-- START OF Given data --

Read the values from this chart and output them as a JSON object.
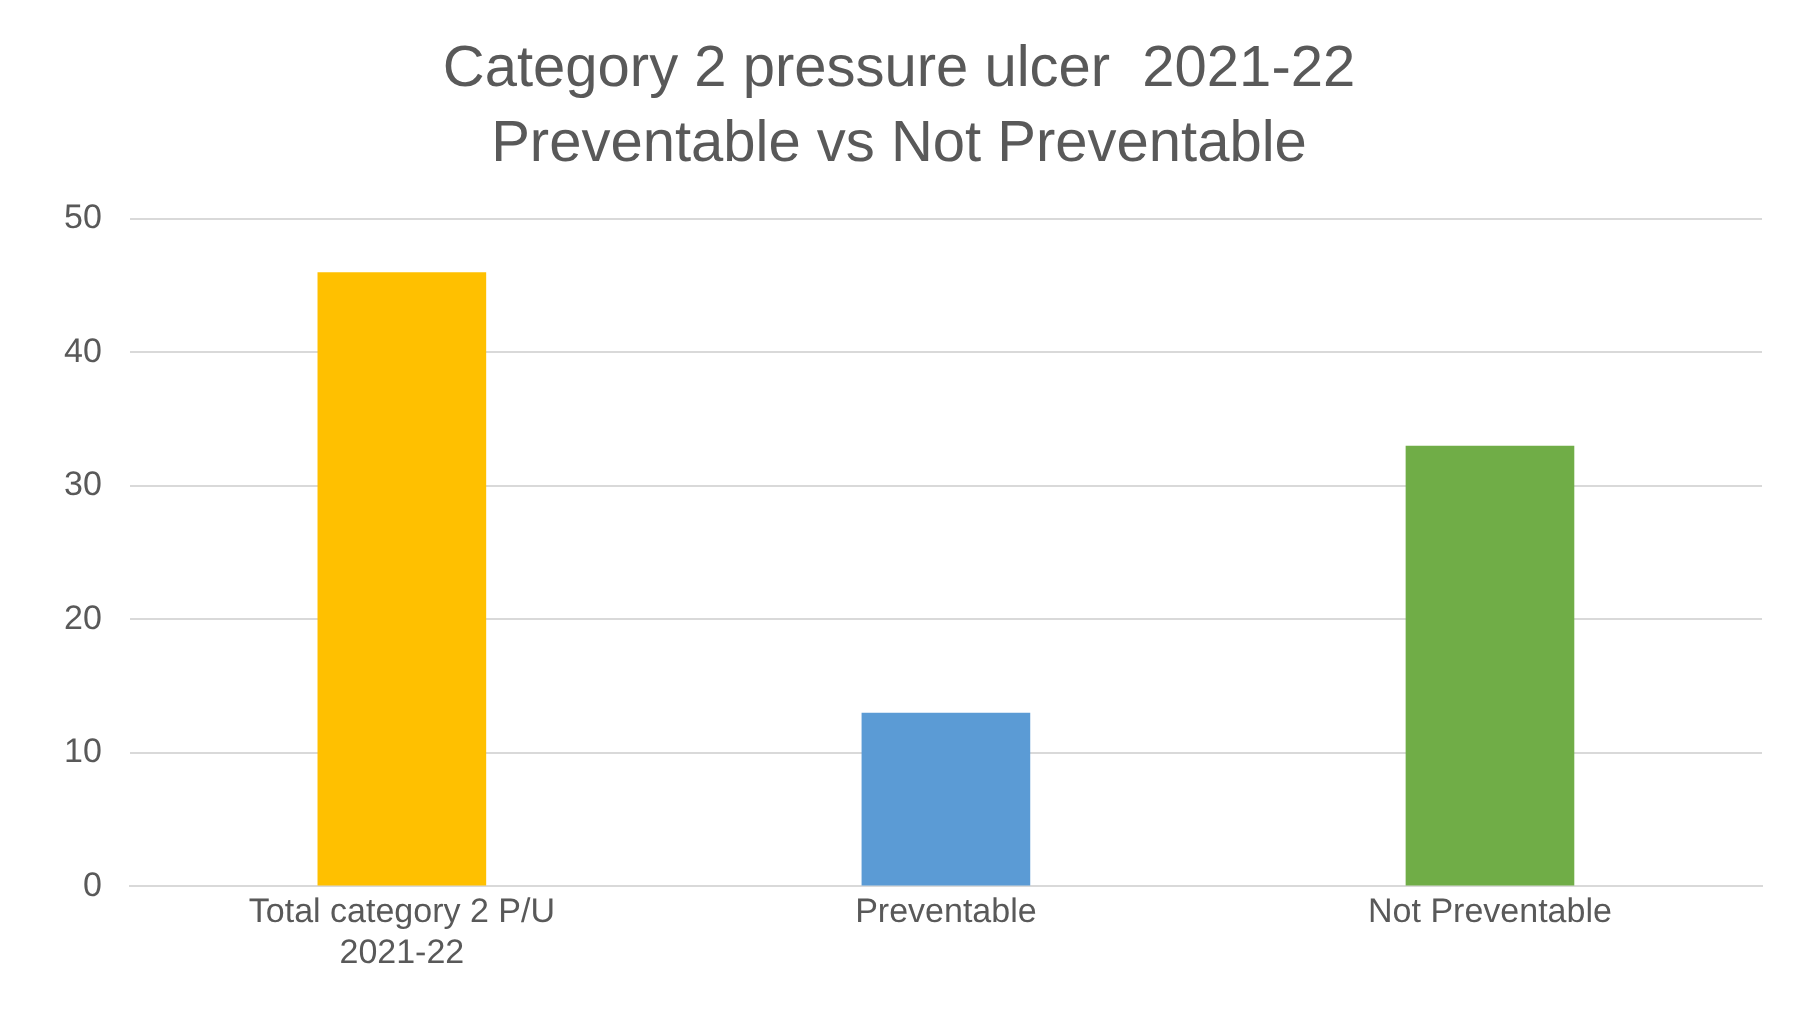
{
  "chart_data": {
    "type": "bar",
    "title": "Category 2 pressure ulcer  2021-22\nPreventable vs Not Preventable",
    "categories": [
      "Total category 2 P/U 2021-22",
      "Preventable",
      "Not Preventable"
    ],
    "values": [
      46,
      13,
      33
    ],
    "colors": [
      "#ffc000",
      "#5b9bd5",
      "#70ad47"
    ],
    "ylim": [
      0,
      50
    ],
    "yticks": [
      0,
      10,
      20,
      30,
      40,
      50
    ],
    "grid": "y"
  }
}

-- END OF Given data --

Objective:
Copy out the entries verbatim and leave the images out.

Task output:
Read the values from this chart and output them as a JSON object.
{
  "chart_data": {
    "type": "bar",
    "title": "Category 2 pressure ulcer  2021-22\nPreventable vs Not Preventable",
    "categories": [
      "Total category 2 P/U 2021-22",
      "Preventable",
      "Not Preventable"
    ],
    "values": [
      46,
      13,
      33
    ],
    "colors": [
      "#ffc000",
      "#5b9bd5",
      "#70ad47"
    ],
    "ylim": [
      0,
      50
    ],
    "yticks": [
      0,
      10,
      20,
      30,
      40,
      50
    ],
    "grid": "y"
  }
}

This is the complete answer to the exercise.